* **Your goal**:
Rewrite the records below, replacing each occurrence of "scatter-point" with "data-point" and leaving every other character untouched.

* **Extracted records**:
# # # # # # #
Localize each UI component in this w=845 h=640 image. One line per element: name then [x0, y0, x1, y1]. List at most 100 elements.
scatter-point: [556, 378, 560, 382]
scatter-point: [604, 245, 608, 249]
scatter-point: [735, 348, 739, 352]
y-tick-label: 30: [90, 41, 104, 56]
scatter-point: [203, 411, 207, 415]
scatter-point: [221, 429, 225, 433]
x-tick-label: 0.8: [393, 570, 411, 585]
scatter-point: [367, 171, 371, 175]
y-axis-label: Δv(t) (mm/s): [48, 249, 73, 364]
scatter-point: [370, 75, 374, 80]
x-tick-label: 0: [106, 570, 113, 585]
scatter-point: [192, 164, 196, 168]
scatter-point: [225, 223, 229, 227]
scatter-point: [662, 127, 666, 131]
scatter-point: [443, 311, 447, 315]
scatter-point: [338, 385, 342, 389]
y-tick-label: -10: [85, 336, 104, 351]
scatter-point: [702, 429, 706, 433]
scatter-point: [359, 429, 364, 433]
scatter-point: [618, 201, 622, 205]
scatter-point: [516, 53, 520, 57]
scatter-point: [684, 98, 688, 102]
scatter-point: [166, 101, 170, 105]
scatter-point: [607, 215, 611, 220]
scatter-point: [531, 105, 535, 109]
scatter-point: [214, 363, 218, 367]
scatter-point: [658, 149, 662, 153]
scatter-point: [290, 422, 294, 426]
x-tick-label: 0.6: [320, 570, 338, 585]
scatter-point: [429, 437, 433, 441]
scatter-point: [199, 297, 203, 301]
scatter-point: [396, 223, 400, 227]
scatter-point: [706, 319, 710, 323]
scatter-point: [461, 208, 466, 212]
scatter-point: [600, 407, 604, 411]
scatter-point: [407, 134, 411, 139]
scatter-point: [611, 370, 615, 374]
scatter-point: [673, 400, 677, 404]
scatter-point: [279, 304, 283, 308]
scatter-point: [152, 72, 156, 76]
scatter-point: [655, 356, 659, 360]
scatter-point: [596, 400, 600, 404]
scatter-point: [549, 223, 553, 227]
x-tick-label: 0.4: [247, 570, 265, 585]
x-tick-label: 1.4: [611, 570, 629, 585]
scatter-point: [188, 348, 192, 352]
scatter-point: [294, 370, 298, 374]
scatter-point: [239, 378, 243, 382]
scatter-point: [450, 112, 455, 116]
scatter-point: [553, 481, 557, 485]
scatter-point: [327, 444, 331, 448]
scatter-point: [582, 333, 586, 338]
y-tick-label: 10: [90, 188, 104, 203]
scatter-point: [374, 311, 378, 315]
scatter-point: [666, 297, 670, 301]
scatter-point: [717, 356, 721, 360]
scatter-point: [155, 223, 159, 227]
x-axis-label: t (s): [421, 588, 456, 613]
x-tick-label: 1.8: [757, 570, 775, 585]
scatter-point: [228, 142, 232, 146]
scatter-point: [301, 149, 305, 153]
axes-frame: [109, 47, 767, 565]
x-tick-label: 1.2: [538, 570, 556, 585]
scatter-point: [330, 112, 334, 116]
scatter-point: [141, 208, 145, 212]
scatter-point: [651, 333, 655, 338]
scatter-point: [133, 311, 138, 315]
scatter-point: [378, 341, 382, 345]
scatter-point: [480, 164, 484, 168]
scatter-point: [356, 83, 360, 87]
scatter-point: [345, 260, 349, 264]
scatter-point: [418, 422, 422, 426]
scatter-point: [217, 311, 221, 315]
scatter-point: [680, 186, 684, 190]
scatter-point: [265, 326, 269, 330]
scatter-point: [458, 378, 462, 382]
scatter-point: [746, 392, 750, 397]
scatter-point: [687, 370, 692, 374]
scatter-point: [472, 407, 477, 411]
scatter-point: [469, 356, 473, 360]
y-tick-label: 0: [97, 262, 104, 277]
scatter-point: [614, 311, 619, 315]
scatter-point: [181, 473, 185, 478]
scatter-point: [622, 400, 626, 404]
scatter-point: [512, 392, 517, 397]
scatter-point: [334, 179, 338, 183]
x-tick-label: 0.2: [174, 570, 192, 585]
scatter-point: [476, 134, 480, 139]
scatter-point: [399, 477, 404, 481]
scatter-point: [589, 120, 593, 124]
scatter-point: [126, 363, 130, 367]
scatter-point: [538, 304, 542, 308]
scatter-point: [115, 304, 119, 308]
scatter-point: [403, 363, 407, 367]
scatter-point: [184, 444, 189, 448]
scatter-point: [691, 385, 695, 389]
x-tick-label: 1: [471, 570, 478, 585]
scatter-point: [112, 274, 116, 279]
# # # # # # #
* **Reply to the exercise**:
Localize each UI component in this w=845 h=640 image. One line per element: name then [x0, y0, x1, y1]. List at most 100 elements.
data-point: [556, 378, 560, 382]
data-point: [604, 245, 608, 249]
data-point: [735, 348, 739, 352]
y-tick-label: 30: [90, 41, 104, 56]
data-point: [203, 411, 207, 415]
data-point: [221, 429, 225, 433]
x-tick-label: 0.8: [393, 570, 411, 585]
data-point: [367, 171, 371, 175]
y-axis-label: Δv(t) (mm/s): [48, 249, 73, 364]
data-point: [370, 75, 374, 80]
x-tick-label: 0: [106, 570, 113, 585]
data-point: [192, 164, 196, 168]
data-point: [225, 223, 229, 227]
data-point: [662, 127, 666, 131]
data-point: [443, 311, 447, 315]
data-point: [338, 385, 342, 389]
y-tick-label: -10: [85, 336, 104, 351]
data-point: [702, 429, 706, 433]
data-point: [359, 429, 364, 433]
data-point: [618, 201, 622, 205]
data-point: [516, 53, 520, 57]
data-point: [684, 98, 688, 102]
data-point: [166, 101, 170, 105]
data-point: [607, 215, 611, 220]
data-point: [531, 105, 535, 109]
data-point: [214, 363, 218, 367]
data-point: [658, 149, 662, 153]
data-point: [290, 422, 294, 426]
x-tick-label: 0.6: [320, 570, 338, 585]
data-point: [429, 437, 433, 441]
data-point: [199, 297, 203, 301]
data-point: [396, 223, 400, 227]
data-point: [706, 319, 710, 323]
data-point: [461, 208, 466, 212]
data-point: [600, 407, 604, 411]
data-point: [407, 134, 411, 139]
data-point: [611, 370, 615, 374]
data-point: [673, 400, 677, 404]
data-point: [279, 304, 283, 308]
data-point: [152, 72, 156, 76]
data-point: [655, 356, 659, 360]
data-point: [596, 400, 600, 404]
data-point: [549, 223, 553, 227]
x-tick-label: 0.4: [247, 570, 265, 585]
x-tick-label: 1.4: [611, 570, 629, 585]
data-point: [188, 348, 192, 352]
data-point: [294, 370, 298, 374]
data-point: [239, 378, 243, 382]
data-point: [450, 112, 455, 116]
data-point: [553, 481, 557, 485]
data-point: [327, 444, 331, 448]
data-point: [582, 333, 586, 338]
y-tick-label: 10: [90, 188, 104, 203]
data-point: [374, 311, 378, 315]
data-point: [666, 297, 670, 301]
data-point: [717, 356, 721, 360]
data-point: [155, 223, 159, 227]
x-axis-label: t (s): [421, 588, 456, 613]
x-tick-label: 1.8: [757, 570, 775, 585]
data-point: [228, 142, 232, 146]
data-point: [301, 149, 305, 153]
axes-frame: [109, 47, 767, 565]
x-tick-label: 1.2: [538, 570, 556, 585]
data-point: [330, 112, 334, 116]
data-point: [141, 208, 145, 212]
data-point: [651, 333, 655, 338]
data-point: [133, 311, 138, 315]
data-point: [378, 341, 382, 345]
data-point: [480, 164, 484, 168]
data-point: [356, 83, 360, 87]
data-point: [345, 260, 349, 264]
data-point: [418, 422, 422, 426]
data-point: [217, 311, 221, 315]
data-point: [680, 186, 684, 190]
data-point: [265, 326, 269, 330]
data-point: [458, 378, 462, 382]
data-point: [746, 392, 750, 397]
data-point: [687, 370, 692, 374]
data-point: [472, 407, 477, 411]
data-point: [469, 356, 473, 360]
y-tick-label: 0: [97, 262, 104, 277]
data-point: [614, 311, 619, 315]
data-point: [181, 473, 185, 478]
data-point: [622, 400, 626, 404]
data-point: [512, 392, 517, 397]
data-point: [334, 179, 338, 183]
x-tick-label: 0.2: [174, 570, 192, 585]
data-point: [476, 134, 480, 139]
data-point: [399, 477, 404, 481]
data-point: [589, 120, 593, 124]
data-point: [126, 363, 130, 367]
data-point: [538, 304, 542, 308]
data-point: [115, 304, 119, 308]
data-point: [403, 363, 407, 367]
data-point: [184, 444, 189, 448]
data-point: [691, 385, 695, 389]
x-tick-label: 1: [471, 570, 478, 585]
data-point: [112, 274, 116, 279]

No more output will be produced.